> **SHORT PROBLEM**
Every record must be repeated exactly, with no omission.

> **PROVIDED ENTRIES**
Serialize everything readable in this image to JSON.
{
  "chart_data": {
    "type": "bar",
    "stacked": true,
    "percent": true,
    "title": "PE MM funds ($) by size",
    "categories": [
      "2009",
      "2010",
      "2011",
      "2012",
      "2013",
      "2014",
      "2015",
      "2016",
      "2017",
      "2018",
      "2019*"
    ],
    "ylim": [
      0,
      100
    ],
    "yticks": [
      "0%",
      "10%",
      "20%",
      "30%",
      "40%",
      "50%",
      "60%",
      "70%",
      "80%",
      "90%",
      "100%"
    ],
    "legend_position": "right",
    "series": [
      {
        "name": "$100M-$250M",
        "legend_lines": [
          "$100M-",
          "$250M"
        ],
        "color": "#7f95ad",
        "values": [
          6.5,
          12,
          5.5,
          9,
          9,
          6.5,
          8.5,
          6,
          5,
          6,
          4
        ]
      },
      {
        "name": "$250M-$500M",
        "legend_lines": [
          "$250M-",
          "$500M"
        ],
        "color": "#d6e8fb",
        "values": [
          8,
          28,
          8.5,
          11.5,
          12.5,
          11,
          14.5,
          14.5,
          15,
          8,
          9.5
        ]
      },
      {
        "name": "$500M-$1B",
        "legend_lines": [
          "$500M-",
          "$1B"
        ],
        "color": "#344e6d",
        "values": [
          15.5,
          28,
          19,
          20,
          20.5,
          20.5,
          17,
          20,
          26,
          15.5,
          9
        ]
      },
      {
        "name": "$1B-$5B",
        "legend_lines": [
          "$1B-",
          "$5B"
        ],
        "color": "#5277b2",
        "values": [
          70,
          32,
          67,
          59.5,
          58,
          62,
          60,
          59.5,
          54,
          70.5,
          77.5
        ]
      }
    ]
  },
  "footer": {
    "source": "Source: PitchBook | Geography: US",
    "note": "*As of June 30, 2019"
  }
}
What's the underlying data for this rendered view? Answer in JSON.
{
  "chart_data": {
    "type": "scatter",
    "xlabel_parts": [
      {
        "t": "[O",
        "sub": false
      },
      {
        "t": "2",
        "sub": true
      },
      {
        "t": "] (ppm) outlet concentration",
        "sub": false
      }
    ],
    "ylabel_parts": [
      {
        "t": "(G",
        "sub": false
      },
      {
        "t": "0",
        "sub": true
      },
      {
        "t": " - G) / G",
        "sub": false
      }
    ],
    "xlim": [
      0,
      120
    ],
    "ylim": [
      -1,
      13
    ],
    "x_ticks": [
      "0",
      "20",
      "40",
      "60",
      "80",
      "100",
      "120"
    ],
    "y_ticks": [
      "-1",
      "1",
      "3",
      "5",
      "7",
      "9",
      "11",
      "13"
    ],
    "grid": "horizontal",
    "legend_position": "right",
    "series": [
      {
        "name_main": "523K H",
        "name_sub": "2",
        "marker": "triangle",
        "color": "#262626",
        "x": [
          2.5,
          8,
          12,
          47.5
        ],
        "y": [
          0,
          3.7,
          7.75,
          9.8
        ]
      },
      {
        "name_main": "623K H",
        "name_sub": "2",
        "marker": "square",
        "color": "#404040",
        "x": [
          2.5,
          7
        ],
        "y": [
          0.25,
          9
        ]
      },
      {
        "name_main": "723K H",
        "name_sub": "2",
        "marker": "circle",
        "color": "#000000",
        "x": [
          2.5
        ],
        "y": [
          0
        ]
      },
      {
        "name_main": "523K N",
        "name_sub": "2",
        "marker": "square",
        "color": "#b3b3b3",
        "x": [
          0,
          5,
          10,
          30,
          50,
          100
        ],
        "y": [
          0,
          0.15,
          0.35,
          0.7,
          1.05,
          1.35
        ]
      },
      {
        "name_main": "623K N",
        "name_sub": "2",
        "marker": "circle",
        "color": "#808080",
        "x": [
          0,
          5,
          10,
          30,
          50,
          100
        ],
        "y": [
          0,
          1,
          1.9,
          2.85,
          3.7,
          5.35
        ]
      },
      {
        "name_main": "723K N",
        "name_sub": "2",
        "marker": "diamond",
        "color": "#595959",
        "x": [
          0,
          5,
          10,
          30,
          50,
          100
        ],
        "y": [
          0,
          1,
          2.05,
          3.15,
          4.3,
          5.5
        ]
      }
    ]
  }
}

> **FULL ANSWER**
Serialize everything readable in this image to JSON.
{
  "chart_data": {
    "type": "bar",
    "stacked": true,
    "percent": true,
    "title": "PE MM funds ($) by size",
    "categories": [
      "2009",
      "2010",
      "2011",
      "2012",
      "2013",
      "2014",
      "2015",
      "2016",
      "2017",
      "2018",
      "2019*"
    ],
    "ylim": [
      0,
      100
    ],
    "yticks": [
      "0%",
      "10%",
      "20%",
      "30%",
      "40%",
      "50%",
      "60%",
      "70%",
      "80%",
      "90%",
      "100%"
    ],
    "legend_position": "right",
    "series": [
      {
        "name": "$100M-$250M",
        "legend_lines": [
          "$100M-",
          "$250M"
        ],
        "color": "#7f95ad",
        "values": [
          6.5,
          12,
          5.5,
          9,
          9,
          6.5,
          8.5,
          6,
          5,
          6,
          4
        ]
      },
      {
        "name": "$250M-$500M",
        "legend_lines": [
          "$250M-",
          "$500M"
        ],
        "color": "#d6e8fb",
        "values": [
          8,
          28,
          8.5,
          11.5,
          12.5,
          11,
          14.5,
          14.5,
          15,
          8,
          9.5
        ]
      },
      {
        "name": "$500M-$1B",
        "legend_lines": [
          "$500M-",
          "$1B"
        ],
        "color": "#344e6d",
        "values": [
          15.5,
          28,
          19,
          20,
          20.5,
          20.5,
          17,
          20,
          26,
          15.5,
          9
        ]
      },
      {
        "name": "$1B-$5B",
        "legend_lines": [
          "$1B-",
          "$5B"
        ],
        "color": "#5277b2",
        "values": [
          70,
          32,
          67,
          59.5,
          58,
          62,
          60,
          59.5,
          54,
          70.5,
          77.5
        ]
      }
    ]
  },
  "footer": {
    "source": "Source: PitchBook | Geography: US",
    "note": "*As of June 30, 2019"
  }
}
What's the underlying data for this rendered view? Answer in JSON.
{
  "chart_data": {
    "type": "scatter",
    "xlabel_parts": [
      {
        "t": "[O",
        "sub": false
      },
      {
        "t": "2",
        "sub": true
      },
      {
        "t": "] (ppm) outlet concentration",
        "sub": false
      }
    ],
    "ylabel_parts": [
      {
        "t": "(G",
        "sub": false
      },
      {
        "t": "0",
        "sub": true
      },
      {
        "t": " - G) / G",
        "sub": false
      }
    ],
    "xlim": [
      0,
      120
    ],
    "ylim": [
      -1,
      13
    ],
    "x_ticks": [
      "0",
      "20",
      "40",
      "60",
      "80",
      "100",
      "120"
    ],
    "y_ticks": [
      "-1",
      "1",
      "3",
      "5",
      "7",
      "9",
      "11",
      "13"
    ],
    "grid": "horizontal",
    "legend_position": "right",
    "series": [
      {
        "name_main": "523K H",
        "name_sub": "2",
        "marker": "triangle",
        "color": "#262626",
        "x": [
          2.5,
          8,
          12,
          47.5
        ],
        "y": [
          0,
          3.7,
          7.75,
          9.8
        ]
      },
      {
        "name_main": "623K H",
        "name_sub": "2",
        "marker": "square",
        "color": "#404040",
        "x": [
          2.5,
          7
        ],
        "y": [
          0.25,
          9
        ]
      },
      {
        "name_main": "723K H",
        "name_sub": "2",
        "marker": "circle",
        "color": "#000000",
        "x": [
          2.5
        ],
        "y": [
          0
        ]
      },
      {
        "name_main": "523K N",
        "name_sub": "2",
        "marker": "square",
        "color": "#b3b3b3",
        "x": [
          0,
          5,
          10,
          30,
          50,
          100
        ],
        "y": [
          0,
          0.15,
          0.35,
          0.7,
          1.05,
          1.35
        ]
      },
      {
        "name_main": "623K N",
        "name_sub": "2",
        "marker": "circle",
        "color": "#808080",
        "x": [
          0,
          5,
          10,
          30,
          50,
          100
        ],
        "y": [
          0,
          1,
          1.9,
          2.85,
          3.7,
          5.35
        ]
      },
      {
        "name_main": "723K N",
        "name_sub": "2",
        "marker": "diamond",
        "color": "#595959",
        "x": [
          0,
          5,
          10,
          30,
          50,
          100
        ],
        "y": [
          0,
          1,
          2.05,
          3.15,
          4.3,
          5.5
        ]
      }
    ]
  }
}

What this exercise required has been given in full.